# Start of SELECTION

Float switch 18 comprises an electrical switch (not illustrated) contained within a bulb-shaped, water-tight housing and is constructed for heavy duty and hazardous environment use. Such a type of float switch is readily known in the technical field. The float switch 18 is operably connected to the control circuitry 26 by connector cable 34. Connector cable 34 may be fitted with an electrical connector 36 to permit decoupling of the connector cable 34. Electrical connector 36 may be an explosion-proof type connector that is suitable for use in hazardous environments.

Power cable 20 is operatively connected to the control circuitry 26 to provide electrical power to the control circuitry and to provide electrical power to operate the electric components of the alarm 10, such as the audible alarm indicator 14, the visual alarm indicator 16 and the optional a fluid pump 28, etc. Power cable 20 may be hardwired to a source of line-power 40 or may be fitted with a suitable electrical connector permitting the power cable to be plugged into an electrical power outlet. Power cable 20 may also be fitted with an electrical connector 36 to permit decoupling of the connector cable 34. Electrical connector 36 may be an explosion-proof type connector that is suitable for use in hazardous environments.

Control switch 22 is supported by the control box 12 and is operatively connected to the control electronics 26 and operable by an operator to turn the alarm 10 on and off as desired by the operator. Operational indictor lamps 24 and 25 are also operatively connected to the control electronics 26 and are operated to illuminate when the alarm 10 is in the on or enabled (lamp 24) and when the alarm in off or disabled (lamp 25).

Alarm 10 may further include a fluid pump 28 that is configured to be positioned within the cellar of the well and operated by the alarm to pump fluid from the cellar when the alarm senses an undesired high fluid level within the cellar, as will be further discussed below. Pump 28 is operatively connected to the control electronics 26 a control or power cable 40 to receive electrical power and/or control signals from the alarm 10 to operate the pump. In embodiments, the pump 28 may be externally powered and receives control signals from the alarm 10 to control the operation of the pump. Power cable or control cable 40 may also be fitted with an electrical connector 42 to permit decoupling of the cable from the alarm 10. Electrical connector 42 may be an explosion-proof type connector that is suitable for use in hazardous environments.

# End of SELECTION
# Start of GIVEN INFORMATION

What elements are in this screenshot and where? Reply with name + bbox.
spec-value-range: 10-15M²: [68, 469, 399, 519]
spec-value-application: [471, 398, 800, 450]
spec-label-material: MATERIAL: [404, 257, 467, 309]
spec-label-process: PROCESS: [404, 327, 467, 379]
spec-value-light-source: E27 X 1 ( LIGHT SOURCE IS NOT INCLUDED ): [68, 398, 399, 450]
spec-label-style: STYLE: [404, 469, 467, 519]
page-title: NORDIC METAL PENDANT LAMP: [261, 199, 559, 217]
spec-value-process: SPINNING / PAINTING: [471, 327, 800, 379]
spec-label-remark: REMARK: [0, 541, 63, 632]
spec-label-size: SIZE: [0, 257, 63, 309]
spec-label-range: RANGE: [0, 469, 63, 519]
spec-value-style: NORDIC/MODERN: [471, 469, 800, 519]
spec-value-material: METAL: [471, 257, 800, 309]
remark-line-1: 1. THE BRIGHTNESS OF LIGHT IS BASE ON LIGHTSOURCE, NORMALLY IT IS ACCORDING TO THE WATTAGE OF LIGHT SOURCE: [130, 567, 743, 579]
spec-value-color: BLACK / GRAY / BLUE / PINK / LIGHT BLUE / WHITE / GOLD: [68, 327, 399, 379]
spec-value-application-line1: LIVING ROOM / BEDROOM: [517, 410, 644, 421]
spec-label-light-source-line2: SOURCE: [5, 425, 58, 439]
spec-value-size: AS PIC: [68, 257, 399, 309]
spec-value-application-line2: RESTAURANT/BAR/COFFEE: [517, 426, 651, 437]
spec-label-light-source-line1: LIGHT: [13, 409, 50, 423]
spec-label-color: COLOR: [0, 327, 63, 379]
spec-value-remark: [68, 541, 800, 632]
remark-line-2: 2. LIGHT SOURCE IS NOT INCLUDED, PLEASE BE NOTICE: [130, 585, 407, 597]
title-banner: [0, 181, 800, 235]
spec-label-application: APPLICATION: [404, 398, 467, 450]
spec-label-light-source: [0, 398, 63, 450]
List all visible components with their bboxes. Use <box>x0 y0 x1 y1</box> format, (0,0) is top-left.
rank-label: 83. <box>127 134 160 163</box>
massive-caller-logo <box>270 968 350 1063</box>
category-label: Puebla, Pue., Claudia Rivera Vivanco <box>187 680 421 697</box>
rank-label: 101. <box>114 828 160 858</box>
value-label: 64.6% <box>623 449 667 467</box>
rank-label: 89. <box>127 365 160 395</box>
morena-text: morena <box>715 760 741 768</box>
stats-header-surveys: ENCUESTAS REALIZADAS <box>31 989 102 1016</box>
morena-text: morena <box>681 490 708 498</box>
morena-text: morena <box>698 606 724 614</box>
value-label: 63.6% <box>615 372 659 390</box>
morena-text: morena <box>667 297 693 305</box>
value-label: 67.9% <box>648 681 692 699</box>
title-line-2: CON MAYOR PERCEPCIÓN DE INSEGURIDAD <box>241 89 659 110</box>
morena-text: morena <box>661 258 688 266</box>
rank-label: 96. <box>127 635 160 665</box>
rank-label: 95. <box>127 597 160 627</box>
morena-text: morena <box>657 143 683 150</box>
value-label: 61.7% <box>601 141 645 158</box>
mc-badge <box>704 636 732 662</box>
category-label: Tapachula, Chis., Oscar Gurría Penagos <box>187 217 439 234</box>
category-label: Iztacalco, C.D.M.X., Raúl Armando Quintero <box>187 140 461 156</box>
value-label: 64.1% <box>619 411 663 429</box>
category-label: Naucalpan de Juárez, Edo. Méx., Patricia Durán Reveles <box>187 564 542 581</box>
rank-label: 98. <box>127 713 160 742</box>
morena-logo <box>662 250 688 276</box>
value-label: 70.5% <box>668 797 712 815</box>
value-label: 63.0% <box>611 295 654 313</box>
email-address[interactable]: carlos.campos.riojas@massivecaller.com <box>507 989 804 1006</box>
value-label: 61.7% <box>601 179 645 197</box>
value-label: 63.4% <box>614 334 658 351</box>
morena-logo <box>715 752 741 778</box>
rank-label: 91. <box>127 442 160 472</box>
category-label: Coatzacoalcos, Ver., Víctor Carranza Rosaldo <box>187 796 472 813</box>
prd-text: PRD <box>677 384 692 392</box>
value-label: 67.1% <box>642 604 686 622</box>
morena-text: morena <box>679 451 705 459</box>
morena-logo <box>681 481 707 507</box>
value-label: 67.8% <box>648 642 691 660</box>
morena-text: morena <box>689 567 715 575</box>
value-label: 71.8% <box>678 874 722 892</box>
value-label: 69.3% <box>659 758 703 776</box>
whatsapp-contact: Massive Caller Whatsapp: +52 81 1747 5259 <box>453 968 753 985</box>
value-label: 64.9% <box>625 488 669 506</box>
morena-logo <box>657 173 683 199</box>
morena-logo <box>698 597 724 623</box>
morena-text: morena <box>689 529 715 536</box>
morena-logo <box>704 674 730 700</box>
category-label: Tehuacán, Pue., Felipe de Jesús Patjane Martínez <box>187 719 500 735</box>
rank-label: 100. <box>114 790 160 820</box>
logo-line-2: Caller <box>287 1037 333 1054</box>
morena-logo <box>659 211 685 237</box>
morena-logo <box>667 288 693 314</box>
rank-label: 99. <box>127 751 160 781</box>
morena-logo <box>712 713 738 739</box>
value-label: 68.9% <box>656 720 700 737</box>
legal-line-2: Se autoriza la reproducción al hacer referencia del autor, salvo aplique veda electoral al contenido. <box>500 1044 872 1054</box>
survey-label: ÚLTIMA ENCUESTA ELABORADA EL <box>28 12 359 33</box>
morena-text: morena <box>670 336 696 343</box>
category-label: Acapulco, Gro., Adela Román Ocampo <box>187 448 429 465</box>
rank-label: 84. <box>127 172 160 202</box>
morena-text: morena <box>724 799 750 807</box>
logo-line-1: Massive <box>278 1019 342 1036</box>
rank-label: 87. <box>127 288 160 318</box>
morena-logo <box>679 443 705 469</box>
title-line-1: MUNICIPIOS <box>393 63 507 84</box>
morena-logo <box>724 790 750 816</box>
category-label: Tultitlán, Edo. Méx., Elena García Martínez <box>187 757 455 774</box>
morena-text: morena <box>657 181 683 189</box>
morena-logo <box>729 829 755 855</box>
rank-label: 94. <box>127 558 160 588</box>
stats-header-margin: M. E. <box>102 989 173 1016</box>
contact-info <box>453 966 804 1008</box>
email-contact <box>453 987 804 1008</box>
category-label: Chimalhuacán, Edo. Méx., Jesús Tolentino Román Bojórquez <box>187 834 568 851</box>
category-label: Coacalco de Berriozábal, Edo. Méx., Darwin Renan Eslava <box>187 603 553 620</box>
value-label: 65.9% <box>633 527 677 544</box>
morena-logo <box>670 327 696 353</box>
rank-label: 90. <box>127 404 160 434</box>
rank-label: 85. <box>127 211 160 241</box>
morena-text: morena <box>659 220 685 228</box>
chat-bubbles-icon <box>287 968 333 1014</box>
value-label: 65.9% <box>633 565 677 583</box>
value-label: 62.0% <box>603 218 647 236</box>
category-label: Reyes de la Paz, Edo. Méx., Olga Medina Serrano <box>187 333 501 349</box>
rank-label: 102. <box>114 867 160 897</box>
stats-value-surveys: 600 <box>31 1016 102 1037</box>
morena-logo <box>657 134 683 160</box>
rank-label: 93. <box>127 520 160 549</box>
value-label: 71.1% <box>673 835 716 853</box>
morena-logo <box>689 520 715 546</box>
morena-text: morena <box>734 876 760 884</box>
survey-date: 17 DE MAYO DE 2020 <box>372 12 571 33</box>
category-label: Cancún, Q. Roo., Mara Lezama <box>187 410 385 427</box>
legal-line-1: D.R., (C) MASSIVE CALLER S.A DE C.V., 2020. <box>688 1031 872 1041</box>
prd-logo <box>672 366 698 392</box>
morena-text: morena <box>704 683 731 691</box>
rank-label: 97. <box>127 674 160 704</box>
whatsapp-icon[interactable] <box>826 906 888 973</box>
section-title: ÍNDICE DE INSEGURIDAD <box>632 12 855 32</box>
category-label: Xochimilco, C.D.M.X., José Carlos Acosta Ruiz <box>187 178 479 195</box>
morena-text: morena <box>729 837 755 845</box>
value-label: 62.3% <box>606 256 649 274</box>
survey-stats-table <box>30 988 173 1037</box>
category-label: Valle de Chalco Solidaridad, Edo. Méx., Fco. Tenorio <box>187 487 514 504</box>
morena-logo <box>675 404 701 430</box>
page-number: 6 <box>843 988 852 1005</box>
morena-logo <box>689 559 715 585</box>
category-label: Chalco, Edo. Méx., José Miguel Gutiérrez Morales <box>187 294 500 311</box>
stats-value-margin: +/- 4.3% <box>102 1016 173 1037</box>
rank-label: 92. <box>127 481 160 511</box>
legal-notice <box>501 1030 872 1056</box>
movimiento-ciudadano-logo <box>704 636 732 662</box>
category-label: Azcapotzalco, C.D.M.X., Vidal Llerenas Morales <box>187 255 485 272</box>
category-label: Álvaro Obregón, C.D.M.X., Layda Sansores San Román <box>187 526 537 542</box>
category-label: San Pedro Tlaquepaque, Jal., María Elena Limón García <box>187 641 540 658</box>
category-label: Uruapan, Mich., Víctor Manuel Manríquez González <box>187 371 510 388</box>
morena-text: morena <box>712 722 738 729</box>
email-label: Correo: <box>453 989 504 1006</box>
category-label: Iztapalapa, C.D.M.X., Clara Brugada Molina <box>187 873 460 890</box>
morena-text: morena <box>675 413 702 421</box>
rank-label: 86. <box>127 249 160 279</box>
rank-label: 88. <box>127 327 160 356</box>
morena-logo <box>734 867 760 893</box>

# End of GIVEN INFORMATION

WRITTEN INSTRUCTION:
Continue the description of the well cellar fluid alarm from the point where it stops.

EXERCISE RESULT:
The control box 12 is mounted to a support, such as, but not limited to a railing 44 of the drill derrick 46 in close proximity to the operator (not shown) of the derrick. In the embodiment depicted, the audible alarm indicator 14 is mounted to a support beam 48 of the derrick 46 and in close proximity to the control box 12 such that the operator is capable of hearing the sound emitted from the audible alarm indicator in an alarm state. In an alternative embodiment (not shown), the visual alarm indicator 14 may not be supported by the control box 12, and similar to the audible alarm indicator 14 would also be mounted to a support beam of the derrick 46 in a position that is most likely visible to the operator. Additionally, float switch 18 is positioned within the cellar 50 and is suspended from above by attaching the connector cable 34 to a suitable location on the derrick 46. The suspension height of the float switch 18 is adjusted to correspond to a high fluid level within the cellar 50.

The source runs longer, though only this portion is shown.